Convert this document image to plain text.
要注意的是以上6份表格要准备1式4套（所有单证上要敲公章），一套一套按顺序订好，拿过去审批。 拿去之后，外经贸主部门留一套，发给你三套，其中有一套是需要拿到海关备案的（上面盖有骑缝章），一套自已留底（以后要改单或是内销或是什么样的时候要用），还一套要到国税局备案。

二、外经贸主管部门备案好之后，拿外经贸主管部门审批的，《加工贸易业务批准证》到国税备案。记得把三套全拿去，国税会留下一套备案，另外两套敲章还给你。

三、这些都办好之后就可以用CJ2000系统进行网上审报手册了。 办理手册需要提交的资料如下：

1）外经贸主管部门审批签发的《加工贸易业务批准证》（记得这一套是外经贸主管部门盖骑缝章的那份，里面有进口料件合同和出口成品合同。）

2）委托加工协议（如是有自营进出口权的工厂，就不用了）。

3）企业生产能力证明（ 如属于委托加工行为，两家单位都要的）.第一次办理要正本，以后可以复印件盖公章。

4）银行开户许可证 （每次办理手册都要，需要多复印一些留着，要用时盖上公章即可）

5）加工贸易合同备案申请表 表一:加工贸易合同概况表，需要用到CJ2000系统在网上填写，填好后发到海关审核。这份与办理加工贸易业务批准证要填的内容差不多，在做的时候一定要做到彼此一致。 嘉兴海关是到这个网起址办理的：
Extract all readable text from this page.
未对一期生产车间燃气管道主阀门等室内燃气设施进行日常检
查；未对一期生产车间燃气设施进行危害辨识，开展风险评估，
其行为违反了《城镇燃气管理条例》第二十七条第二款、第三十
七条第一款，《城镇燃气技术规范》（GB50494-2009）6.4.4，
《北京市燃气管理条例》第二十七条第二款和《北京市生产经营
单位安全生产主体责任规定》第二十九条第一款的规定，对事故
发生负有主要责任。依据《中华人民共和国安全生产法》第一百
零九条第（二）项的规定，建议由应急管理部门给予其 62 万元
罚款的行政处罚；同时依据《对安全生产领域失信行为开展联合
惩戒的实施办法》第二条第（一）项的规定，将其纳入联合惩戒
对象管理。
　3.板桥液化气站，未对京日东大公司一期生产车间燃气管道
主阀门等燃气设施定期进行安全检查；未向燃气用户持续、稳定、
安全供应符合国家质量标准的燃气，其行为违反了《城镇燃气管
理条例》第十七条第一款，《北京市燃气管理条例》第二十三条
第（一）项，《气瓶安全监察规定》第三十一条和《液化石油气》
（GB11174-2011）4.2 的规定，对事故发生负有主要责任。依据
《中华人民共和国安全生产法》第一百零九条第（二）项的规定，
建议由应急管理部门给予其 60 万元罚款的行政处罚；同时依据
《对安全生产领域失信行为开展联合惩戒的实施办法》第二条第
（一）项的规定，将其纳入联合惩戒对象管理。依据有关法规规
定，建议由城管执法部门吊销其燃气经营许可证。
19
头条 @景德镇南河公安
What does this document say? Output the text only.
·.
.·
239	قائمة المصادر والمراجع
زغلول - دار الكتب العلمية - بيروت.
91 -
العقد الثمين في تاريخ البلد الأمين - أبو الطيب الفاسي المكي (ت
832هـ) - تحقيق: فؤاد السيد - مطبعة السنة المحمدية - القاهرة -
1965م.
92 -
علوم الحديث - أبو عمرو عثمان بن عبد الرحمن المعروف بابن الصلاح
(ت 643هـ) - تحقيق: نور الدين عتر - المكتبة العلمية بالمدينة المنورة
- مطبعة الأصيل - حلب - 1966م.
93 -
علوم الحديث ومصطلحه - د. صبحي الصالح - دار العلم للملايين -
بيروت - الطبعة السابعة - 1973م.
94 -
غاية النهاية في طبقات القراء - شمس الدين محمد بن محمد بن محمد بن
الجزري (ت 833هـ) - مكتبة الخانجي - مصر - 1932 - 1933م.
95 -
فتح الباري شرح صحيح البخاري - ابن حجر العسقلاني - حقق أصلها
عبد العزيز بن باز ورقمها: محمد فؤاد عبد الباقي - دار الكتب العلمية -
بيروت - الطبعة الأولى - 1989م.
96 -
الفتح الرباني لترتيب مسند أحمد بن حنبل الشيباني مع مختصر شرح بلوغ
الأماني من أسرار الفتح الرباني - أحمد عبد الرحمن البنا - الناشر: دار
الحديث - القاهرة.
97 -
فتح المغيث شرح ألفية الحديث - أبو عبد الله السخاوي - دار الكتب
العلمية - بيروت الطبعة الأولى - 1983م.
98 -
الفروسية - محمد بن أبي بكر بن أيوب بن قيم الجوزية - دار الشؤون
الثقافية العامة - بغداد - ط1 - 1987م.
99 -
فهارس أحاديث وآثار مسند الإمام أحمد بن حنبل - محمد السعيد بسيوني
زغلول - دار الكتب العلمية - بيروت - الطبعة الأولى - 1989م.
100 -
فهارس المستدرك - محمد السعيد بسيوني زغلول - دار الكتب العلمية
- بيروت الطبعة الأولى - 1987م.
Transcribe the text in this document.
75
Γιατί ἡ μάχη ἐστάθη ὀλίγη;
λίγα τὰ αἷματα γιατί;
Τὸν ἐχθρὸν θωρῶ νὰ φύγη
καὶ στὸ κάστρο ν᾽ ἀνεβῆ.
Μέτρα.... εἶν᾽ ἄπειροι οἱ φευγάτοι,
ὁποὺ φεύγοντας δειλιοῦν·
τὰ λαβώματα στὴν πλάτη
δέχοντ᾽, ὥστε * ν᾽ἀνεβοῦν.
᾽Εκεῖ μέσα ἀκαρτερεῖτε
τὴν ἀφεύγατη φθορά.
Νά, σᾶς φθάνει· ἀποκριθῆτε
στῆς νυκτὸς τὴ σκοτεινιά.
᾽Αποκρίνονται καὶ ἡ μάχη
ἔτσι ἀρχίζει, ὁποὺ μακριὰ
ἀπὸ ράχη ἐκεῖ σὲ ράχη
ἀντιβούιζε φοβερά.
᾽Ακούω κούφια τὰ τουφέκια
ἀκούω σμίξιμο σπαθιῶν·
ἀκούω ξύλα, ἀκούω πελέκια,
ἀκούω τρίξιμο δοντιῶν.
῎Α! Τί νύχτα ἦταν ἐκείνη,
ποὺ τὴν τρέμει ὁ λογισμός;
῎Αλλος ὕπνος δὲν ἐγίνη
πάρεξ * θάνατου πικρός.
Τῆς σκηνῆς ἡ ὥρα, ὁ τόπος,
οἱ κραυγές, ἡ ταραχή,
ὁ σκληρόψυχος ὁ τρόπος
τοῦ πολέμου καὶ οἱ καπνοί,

# # # #

Restate each of the entries above verbatim.

TASK SOLUTION ▸
Convert this document image to plain text.
要注意的是以上6份表格要准备1式4套（所有单证上要敲公章），一套一套按顺序订好，拿过去审批。 拿去之后，外经贸主部门留一套，发给你三套，其中有一套是需要拿到海关备案的（上面盖有骑缝章），一套自已留底（以后要改单或是内销或是什么样的时候要用），还一套要到国税局备案。

二、外经贸主管部门备案好之后，拿外经贸主管部门审批的，《加工贸易业务批准证》到国税备案。记得把三套全拿去，国税会留下一套备案，另外两套敲章还给你。

三、这些都办好之后就可以用CJ2000系统进行网上审报手册了。 办理手册需要提交的资料如下：

1）外经贸主管部门审批签发的《加工贸易业务批准证》（记得这一套是外经贸主管部门盖骑缝章的那份，里面有进口料件合同和出口成品合同。）

2）委托加工协议（如是有自营进出口权的工厂，就不用了）。

3）企业生产能力证明（ 如属于委托加工行为，两家单位都要的）.第一次办理要正本，以后可以复印件盖公章。

4）银行开户许可证 （每次办理手册都要，需要多复印一些留着，要用时盖上公章即可）

5）加工贸易合同备案申请表 表一:加工贸易合同概况表，需要用到CJ2000系统在网上填写，填好后发到海关审核。这份与办理加工贸易业务批准证要填的内容差不多，在做的时候一定要做到彼此一致。 嘉兴海关是到这个网起址办理的：
Extract all readable text from this page.
未对一期生产车间燃气管道主阀门等室内燃气设施进行日常检
查；未对一期生产车间燃气设施进行危害辨识，开展风险评估，
其行为违反了《城镇燃气管理条例》第二十七条第二款、第三十
七条第一款，《城镇燃气技术规范》（GB50494-2009）6.4.4，
《北京市燃气管理条例》第二十七条第二款和《北京市生产经营
单位安全生产主体责任规定》第二十九条第一款的规定，对事故
发生负有主要责任。依据《中华人民共和国安全生产法》第一百
零九条第（二）项的规定，建议由应急管理部门给予其 62 万元
罚款的行政处罚；同时依据《对安全生产领域失信行为开展联合
惩戒的实施办法》第二条第（一）项的规定，将其纳入联合惩戒
对象管理。
　3.板桥液化气站，未对京日东大公司一期生产车间燃气管道
主阀门等燃气设施定期进行安全检查；未向燃气用户持续、稳定、
安全供应符合国家质量标准的燃气，其行为违反了《城镇燃气管
理条例》第十七条第一款，《北京市燃气管理条例》第二十三条
第（一）项，《气瓶安全监察规定》第三十一条和《液化石油气》
（GB11174-2011）4.2 的规定，对事故发生负有主要责任。依据
《中华人民共和国安全生产法》第一百零九条第（二）项的规定，
建议由应急管理部门给予其 60 万元罚款的行政处罚；同时依据
《对安全生产领域失信行为开展联合惩戒的实施办法》第二条第
（一）项的规定，将其纳入联合惩戒对象管理。依据有关法规规
定，建议由城管执法部门吊销其燃气经营许可证。
19
头条 @景德镇南河公安
What does this document say? Output the text only.
·.
.·
239	قائمة المصادر والمراجع
زغلول - دار الكتب العلمية - بيروت.
91 -
العقد الثمين في تاريخ البلد الأمين - أبو الطيب الفاسي المكي (ت
832هـ) - تحقيق: فؤاد السيد - مطبعة السنة المحمدية - القاهرة -
1965م.
92 -
علوم الحديث - أبو عمرو عثمان بن عبد الرحمن المعروف بابن الصلاح
(ت 643هـ) - تحقيق: نور الدين عتر - المكتبة العلمية بالمدينة المنورة
- مطبعة الأصيل - حلب - 1966م.
93 -
علوم الحديث ومصطلحه - د. صبحي الصالح - دار العلم للملايين -
بيروت - الطبعة السابعة - 1973م.
94 -
غاية النهاية في طبقات القراء - شمس الدين محمد بن محمد بن محمد بن
الجزري (ت 833هـ) - مكتبة الخانجي - مصر - 1932 - 1933م.
95 -
فتح الباري شرح صحيح البخاري - ابن حجر العسقلاني - حقق أصلها
عبد العزيز بن باز ورقمها: محمد فؤاد عبد الباقي - دار الكتب العلمية -
بيروت - الطبعة الأولى - 1989م.
96 -
الفتح الرباني لترتيب مسند أحمد بن حنبل الشيباني مع مختصر شرح بلوغ
الأماني من أسرار الفتح الرباني - أحمد عبد الرحمن البنا - الناشر: دار
الحديث - القاهرة.
97 -
فتح المغيث شرح ألفية الحديث - أبو عبد الله السخاوي - دار الكتب
العلمية - بيروت الطبعة الأولى - 1983م.
98 -
الفروسية - محمد بن أبي بكر بن أيوب بن قيم الجوزية - دار الشؤون
الثقافية العامة - بغداد - ط1 - 1987م.
99 -
فهارس أحاديث وآثار مسند الإمام أحمد بن حنبل - محمد السعيد بسيوني
زغلول - دار الكتب العلمية - بيروت - الطبعة الأولى - 1989م.
100 -
فهارس المستدرك - محمد السعيد بسيوني زغلول - دار الكتب العلمية
- بيروت الطبعة الأولى - 1987م.
Transcribe the text in this document.
75
Γιατί ἡ μάχη ἐστάθη ὀλίγη;
λίγα τὰ αἷματα γιατί;
Τὸν ἐχθρὸν θωρῶ νὰ φύγη
καὶ στὸ κάστρο ν᾽ ἀνεβῆ.
Μέτρα.... εἶν᾽ ἄπειροι οἱ φευγάτοι,
ὁποὺ φεύγοντας δειλιοῦν·
τὰ λαβώματα στὴν πλάτη
δέχοντ᾽, ὥστε * ν᾽ἀνεβοῦν.
᾽Εκεῖ μέσα ἀκαρτερεῖτε
τὴν ἀφεύγατη φθορά.
Νά, σᾶς φθάνει· ἀποκριθῆτε
στῆς νυκτὸς τὴ σκοτεινιά.
᾽Αποκρίνονται καὶ ἡ μάχη
ἔτσι ἀρχίζει, ὁποὺ μακριὰ
ἀπὸ ράχη ἐκεῖ σὲ ράχη
ἀντιβούιζε φοβερά.
᾽Ακούω κούφια τὰ τουφέκια
ἀκούω σμίξιμο σπαθιῶν·
ἀκούω ξύλα, ἀκούω πελέκια,
ἀκούω τρίξιμο δοντιῶν.
῎Α! Τί νύχτα ἦταν ἐκείνη,
ποὺ τὴν τρέμει ὁ λογισμός;
῎Αλλος ὕπνος δὲν ἐγίνη
πάρεξ * θάνατου πικρός.
Τῆς σκηνῆς ἡ ὥρα, ὁ τόπος,
οἱ κραυγές, ἡ ταραχή,
ὁ σκληρόψυχος ὁ τρόπος
τοῦ πολέμου καὶ οἱ καπνοί,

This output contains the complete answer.